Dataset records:
------------
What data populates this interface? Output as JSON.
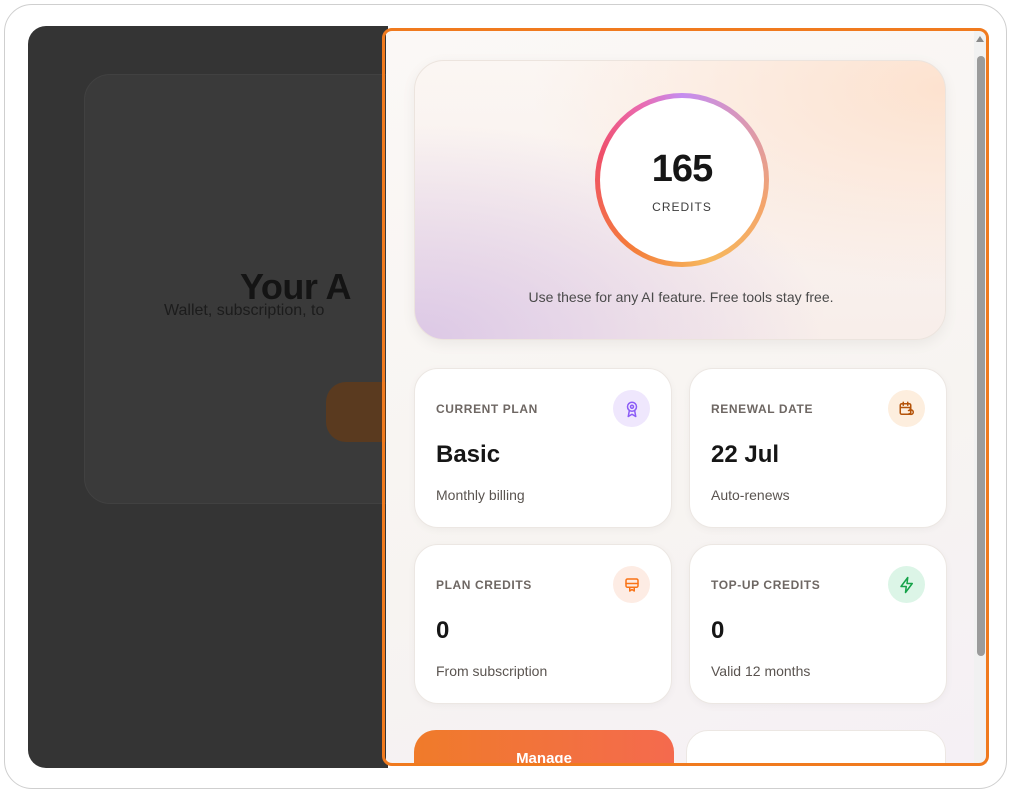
{
  "background": {
    "title": "Your A",
    "subtitle": "Wallet, subscription, to"
  },
  "wallet": {
    "credits_value": "165",
    "credits_label": "CREDITS",
    "caption": "Use these for any AI feature. Free tools stay free."
  },
  "cards": [
    {
      "label": "CURRENT PLAN",
      "value": "Basic",
      "sub": "Monthly billing",
      "icon": "award-ribbon-icon",
      "icon_color": "#8b5cf6",
      "icon_bg": "#efe7fd"
    },
    {
      "label": "RENEWAL DATE",
      "value": "22 Jul",
      "sub": "Auto-renews",
      "icon": "calendar-refresh-icon",
      "icon_color": "#b45309",
      "icon_bg": "#fdeede"
    },
    {
      "label": "PLAN CREDITS",
      "value": "0",
      "sub": "From subscription",
      "icon": "plan-badge-icon",
      "icon_color": "#f97316",
      "icon_bg": "#fdece4"
    },
    {
      "label": "TOP-UP CREDITS",
      "value": "0",
      "sub": "Valid 12 months",
      "icon": "lightning-bolt-icon",
      "icon_color": "#16a34a",
      "icon_bg": "#dcf5e7"
    }
  ],
  "actions": {
    "manage_label": "Manage"
  },
  "colors": {
    "accent": "#f07a1e",
    "overlay": "#343434"
  }
}
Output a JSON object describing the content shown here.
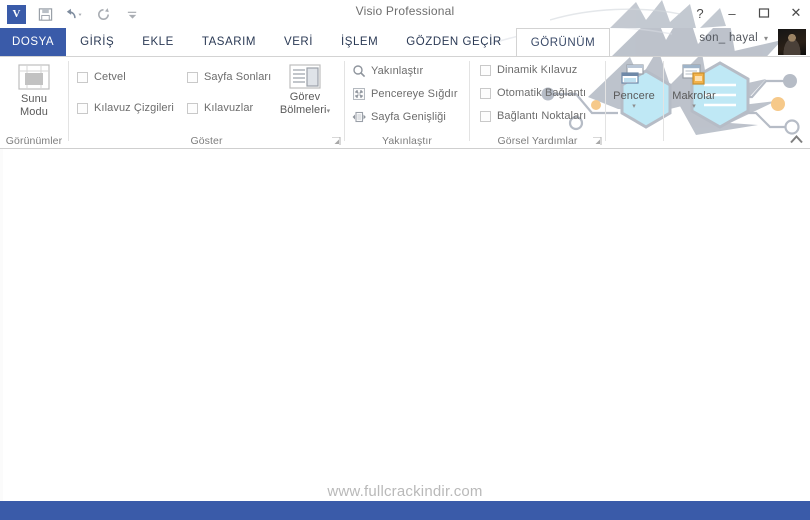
{
  "window": {
    "title": "Visio Professional",
    "quick_access": [
      {
        "name": "visio-logo",
        "glyph": "V"
      },
      {
        "name": "save-icon",
        "label": "Kaydet"
      },
      {
        "name": "undo-icon",
        "label": "Geri Al"
      },
      {
        "name": "redo-icon",
        "label": "Yinele"
      },
      {
        "name": "customize-qat-icon",
        "label": "Özelleştir"
      }
    ],
    "controls": [
      {
        "name": "help-button",
        "glyph": "?"
      },
      {
        "name": "minimize-button",
        "glyph": "–"
      },
      {
        "name": "restore-button",
        "glyph": "❐"
      },
      {
        "name": "close-button",
        "glyph": "✕"
      }
    ]
  },
  "account": {
    "name": "son_ hayal",
    "caret": "▾"
  },
  "tabs": [
    {
      "label": "DOSYA",
      "state": "file"
    },
    {
      "label": "GİRİŞ",
      "state": "normal"
    },
    {
      "label": "EKLE",
      "state": "normal"
    },
    {
      "label": "TASARIM",
      "state": "normal"
    },
    {
      "label": "VERİ",
      "state": "normal"
    },
    {
      "label": "İŞLEM",
      "state": "normal"
    },
    {
      "label": "GÖZDEN GEÇİR",
      "state": "normal"
    },
    {
      "label": "GÖRÜNÜM",
      "state": "active"
    }
  ],
  "ribbon": {
    "collapse_label": "Şeridi Daralt",
    "groups": {
      "views": {
        "label": "Görünümler",
        "presentation_mode": {
          "line1": "Sunu",
          "line2": "Modu"
        }
      },
      "show": {
        "label": "Göster",
        "checkboxes": [
          {
            "label": "Cetvel",
            "checked": false
          },
          {
            "label": "Kılavuz Çizgileri",
            "checked": false
          },
          {
            "label": "Sayfa Sonları",
            "checked": false
          },
          {
            "label": "Kılavuzlar",
            "checked": false
          }
        ],
        "task_panes": {
          "line1": "Görev",
          "line2": "Bölmeleri",
          "caret": "▾"
        },
        "launcher": "↘"
      },
      "zoom": {
        "label": "Yakınlaştır",
        "items": [
          {
            "label": "Yakınlaştır",
            "icon": "magnifier-icon"
          },
          {
            "label": "Pencereye Sığdır",
            "icon": "fit-window-icon"
          },
          {
            "label": "Sayfa Genişliği",
            "icon": "page-width-icon"
          }
        ]
      },
      "visual_aids": {
        "label": "Görsel Yardımlar",
        "checkboxes": [
          {
            "label": "Dinamik Kılavuz",
            "checked": false
          },
          {
            "label": "Otomatik Bağlantı",
            "checked": false
          },
          {
            "label": "Bağlantı Noktaları",
            "checked": false
          }
        ],
        "launcher": "↘"
      },
      "window": {
        "label": "Pencere",
        "button": {
          "label": "Pencere",
          "caret": "▾"
        }
      },
      "macros": {
        "label": "Makrolar",
        "button": {
          "label": "Makrolar",
          "caret": "▾"
        }
      }
    }
  },
  "canvas": {
    "watermark": "www.fullcrackindir.com"
  },
  "colors": {
    "accent": "#3a5ba9",
    "ribbon_text": "#6c6c6c",
    "tab_text": "#2b3a55",
    "deco_gray": "#b6bcc6",
    "deco_cyan": "#bfe8f5",
    "deco_orange": "#f6c98a"
  }
}
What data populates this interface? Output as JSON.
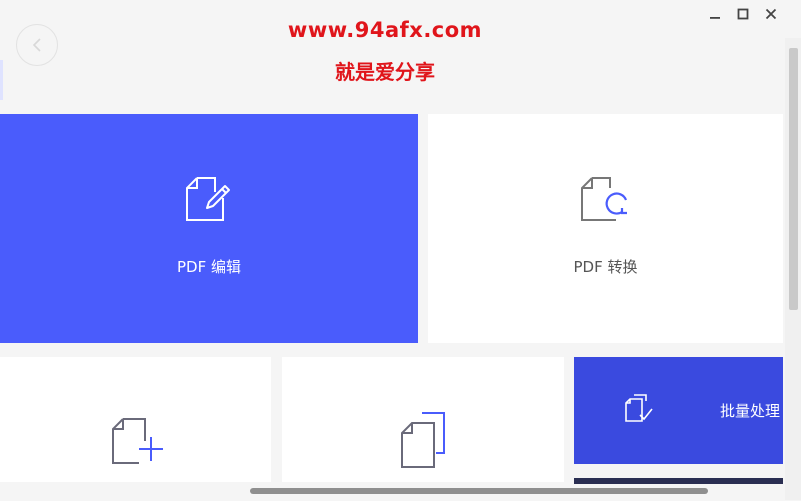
{
  "watermark": {
    "line1": "www.94afx.com",
    "line2": "就是爱分享"
  },
  "tiles": {
    "pdf_edit": {
      "label": "PDF 编辑",
      "icon": "document-edit-icon"
    },
    "pdf_convert": {
      "label": "PDF 转换",
      "icon": "document-convert-icon"
    },
    "create": {
      "icon": "document-add-icon"
    },
    "combine": {
      "icon": "documents-stack-icon"
    },
    "batch": {
      "label": "批量处理",
      "icon": "batch-documents-icon"
    }
  },
  "colors": {
    "primary_blue": "#4a5cfc",
    "batch_blue": "#3a4adf",
    "watermark_red": "#e0151b"
  }
}
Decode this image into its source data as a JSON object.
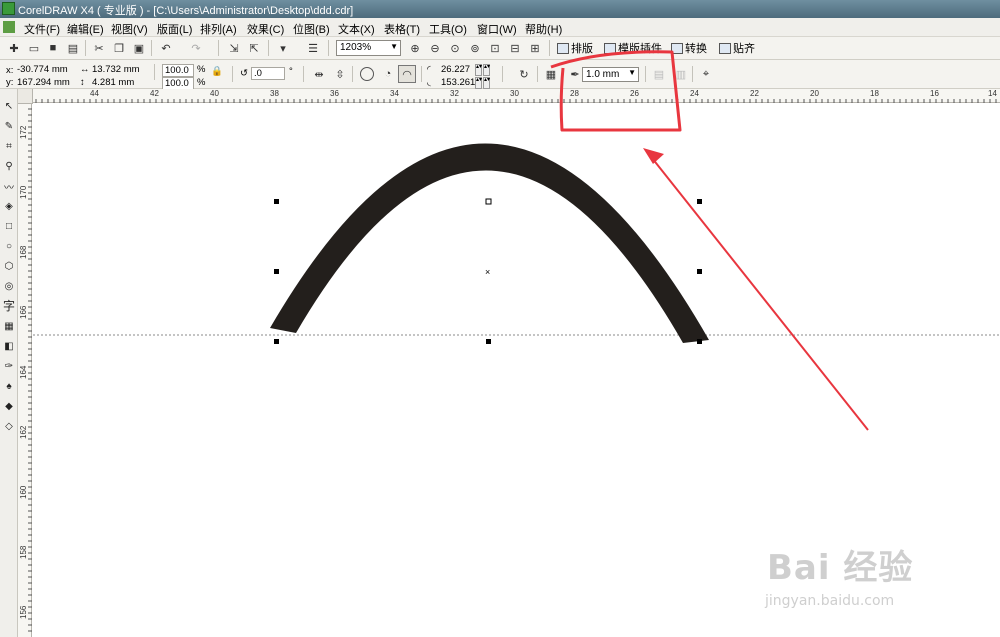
{
  "window": {
    "title": "CorelDRAW X4 ( 专业版 ) - [C:\\Users\\Administrator\\Desktop\\ddd.cdr]"
  },
  "menu": {
    "items": [
      "文件(F)",
      "编辑(E)",
      "视图(V)",
      "版面(L)",
      "排列(A)",
      "效果(C)",
      "位图(B)",
      "文本(X)",
      "表格(T)",
      "工具(O)",
      "窗口(W)",
      "帮助(H)"
    ]
  },
  "standard_toolbar": {
    "zoom_level": "1203%",
    "layout_label": "排版",
    "plugin_label": "模版插件",
    "convert_label": "转换",
    "snap_label": "贴齐"
  },
  "property_bar": {
    "x_label": "x:",
    "x_value": "-30.774 mm",
    "y_label": "y:",
    "y_value": "167.294 mm",
    "width_value": "13.732 mm",
    "height_value": "4.281 mm",
    "scale_x": "100.0",
    "scale_y": "100.0",
    "percent": "%",
    "rotation": ".0",
    "degree": "°",
    "start_angle": "26.227",
    "end_angle": "153.261",
    "outline_width": "1.0 mm"
  },
  "ruler": {
    "horizontal_labels": [
      "44",
      "42",
      "40",
      "38",
      "36",
      "34",
      "32",
      "30",
      "28",
      "26",
      "24",
      "22",
      "20",
      "18",
      "16",
      "14"
    ],
    "vertical_labels": [
      "172",
      "170",
      "168",
      "166",
      "164",
      "162",
      "160",
      "158",
      "156"
    ]
  },
  "canvas": {
    "shape_color": "#231f1c",
    "annotation_color": "#e8363f",
    "guide_color": "#8a8a8a"
  },
  "watermark": {
    "logo_text": "Bai 经验",
    "url_text": "jingyan.baidu.com"
  }
}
------------
Directions for this task: Generate a word-for-word copy of the preceding records, excluding all pictures.

Reply:
What data populates this interface? Output as JSON.
{
  "background": {
    "title": "Your A",
    "subtitle": "Wallet, subscription, to"
  },
  "wallet": {
    "credits_value": "165",
    "credits_label": "CREDITS",
    "caption": "Use these for any AI feature. Free tools stay free."
  },
  "cards": [
    {
      "label": "CURRENT PLAN",
      "value": "Basic",
      "sub": "Monthly billing",
      "icon": "award-ribbon-icon",
      "icon_color": "#8b5cf6",
      "icon_bg": "#efe7fd"
    },
    {
      "label": "RENEWAL DATE",
      "value": "22 Jul",
      "sub": "Auto-renews",
      "icon": "calendar-refresh-icon",
      "icon_color": "#b45309",
      "icon_bg": "#fdeede"
    },
    {
      "label": "PLAN CREDITS",
      "value": "0",
      "sub": "From subscription",
      "icon": "plan-badge-icon",
      "icon_color": "#f97316",
      "icon_bg": "#fdece4"
    },
    {
      "label": "TOP-UP CREDITS",
      "value": "0",
      "sub": "Valid 12 months",
      "icon": "lightning-bolt-icon",
      "icon_color": "#16a34a",
      "icon_bg": "#dcf5e7"
    }
  ],
  "actions": {
    "manage_label": "Manage"
  },
  "colors": {
    "accent": "#f07a1e",
    "overlay": "#343434"
  }
}
Output a JSON object describing the content shown here.
{
  "window": {
    "title": "Visio Professional",
    "quick_access": [
      {
        "name": "visio-logo",
        "glyph": "V"
      },
      {
        "name": "save-icon",
        "label": "Kaydet"
      },
      {
        "name": "undo-icon",
        "label": "Geri Al"
      },
      {
        "name": "redo-icon",
        "label": "Yinele"
      },
      {
        "name": "customize-qat-icon",
        "label": "Özelleştir"
      }
    ],
    "controls": [
      {
        "name": "help-button",
        "glyph": "?"
      },
      {
        "name": "minimize-button",
        "glyph": "–"
      },
      {
        "name": "restore-button",
        "glyph": "❐"
      },
      {
        "name": "close-button",
        "glyph": "✕"
      }
    ]
  },
  "account": {
    "name": "son_ hayal",
    "caret": "▾"
  },
  "tabs": [
    {
      "label": "DOSYA",
      "state": "file"
    },
    {
      "label": "GİRİŞ",
      "state": "normal"
    },
    {
      "label": "EKLE",
      "state": "normal"
    },
    {
      "label": "TASARIM",
      "state": "normal"
    },
    {
      "label": "VERİ",
      "state": "normal"
    },
    {
      "label": "İŞLEM",
      "state": "normal"
    },
    {
      "label": "GÖZDEN GEÇİR",
      "state": "normal"
    },
    {
      "label": "GÖRÜNÜM",
      "state": "active"
    }
  ],
  "ribbon": {
    "collapse_label": "Şeridi Daralt",
    "groups": {
      "views": {
        "label": "Görünümler",
        "presentation_mode": {
          "line1": "Sunu",
          "line2": "Modu"
        }
      },
      "show": {
        "label": "Göster",
        "checkboxes": [
          {
            "label": "Cetvel",
            "checked": false
          },
          {
            "label": "Kılavuz Çizgileri",
            "checked": false
          },
          {
            "label": "Sayfa Sonları",
            "checked": false
          },
          {
            "label": "Kılavuzlar",
            "checked": false
          }
        ],
        "task_panes": {
          "line1": "Görev",
          "line2": "Bölmeleri",
          "caret": "▾"
        },
        "launcher": "↘"
      },
      "zoom": {
        "label": "Yakınlaştır",
        "items": [
          {
            "label": "Yakınlaştır",
            "icon": "magnifier-icon"
          },
          {
            "label": "Pencereye Sığdır",
            "icon": "fit-window-icon"
          },
          {
            "label": "Sayfa Genişliği",
            "icon": "page-width-icon"
          }
        ]
      },
      "visual_aids": {
        "label": "Görsel Yardımlar",
        "checkboxes": [
          {
            "label": "Dinamik Kılavuz",
            "checked": false
          },
          {
            "label": "Otomatik Bağlantı",
            "checked": false
          },
          {
            "label": "Bağlantı Noktaları",
            "checked": false
          }
        ],
        "launcher": "↘"
      },
      "window": {
        "label": "Pencere",
        "button": {
          "label": "Pencere",
          "caret": "▾"
        }
      },
      "macros": {
        "label": "Makrolar",
        "button": {
          "label": "Makrolar",
          "caret": "▾"
        }
      }
    }
  },
  "canvas": {
    "watermark": "www.fullcrackindir.com"
  },
  "colors": {
    "accent": "#3a5ba9",
    "ribbon_text": "#6c6c6c",
    "tab_text": "#2b3a55",
    "deco_gray": "#b6bcc6",
    "deco_cyan": "#bfe8f5",
    "deco_orange": "#f6c98a"
  }
}
What data populates this interface? Output as JSON.
{
  "watermark": {
    "line1": "www.94afx.com",
    "line2": "就是爱分享"
  },
  "tiles": {
    "pdf_edit": {
      "label": "PDF 编辑",
      "icon": "document-edit-icon"
    },
    "pdf_convert": {
      "label": "PDF 转换",
      "icon": "document-convert-icon"
    },
    "create": {
      "icon": "document-add-icon"
    },
    "combine": {
      "icon": "documents-stack-icon"
    },
    "batch": {
      "label": "批量处理",
      "icon": "batch-documents-icon"
    }
  },
  "colors": {
    "primary_blue": "#4a5cfc",
    "batch_blue": "#3a4adf",
    "watermark_red": "#e0151b"
  }
}
Decode this image into its source data as a JSON object.
{
  "window": {
    "title": "CorelDRAW X4 ( 专业版 ) - [C:\\Users\\Administrator\\Desktop\\ddd.cdr]"
  },
  "menu": {
    "items": [
      "文件(F)",
      "编辑(E)",
      "视图(V)",
      "版面(L)",
      "排列(A)",
      "效果(C)",
      "位图(B)",
      "文本(X)",
      "表格(T)",
      "工具(O)",
      "窗口(W)",
      "帮助(H)"
    ]
  },
  "standard_toolbar": {
    "zoom_level": "1203%",
    "layout_label": "排版",
    "plugin_label": "模版插件",
    "convert_label": "转换",
    "snap_label": "贴齐"
  },
  "property_bar": {
    "x_label": "x:",
    "x_value": "-30.774 mm",
    "y_label": "y:",
    "y_value": "167.294 mm",
    "width_value": "13.732 mm",
    "height_value": "4.281 mm",
    "scale_x": "100.0",
    "scale_y": "100.0",
    "percent": "%",
    "rotation": ".0",
    "degree": "°",
    "start_angle": "26.227",
    "end_angle": "153.261",
    "outline_width": "1.0 mm"
  },
  "ruler": {
    "horizontal_labels": [
      "44",
      "42",
      "40",
      "38",
      "36",
      "34",
      "32",
      "30",
      "28",
      "26",
      "24",
      "22",
      "20",
      "18",
      "16",
      "14"
    ],
    "vertical_labels": [
      "172",
      "170",
      "168",
      "166",
      "164",
      "162",
      "160",
      "158",
      "156"
    ]
  },
  "canvas": {
    "shape_color": "#231f1c",
    "annotation_color": "#e8363f",
    "guide_color": "#8a8a8a"
  },
  "watermark": {
    "logo_text": "Bai 经验",
    "url_text": "jingyan.baidu.com"
  }
}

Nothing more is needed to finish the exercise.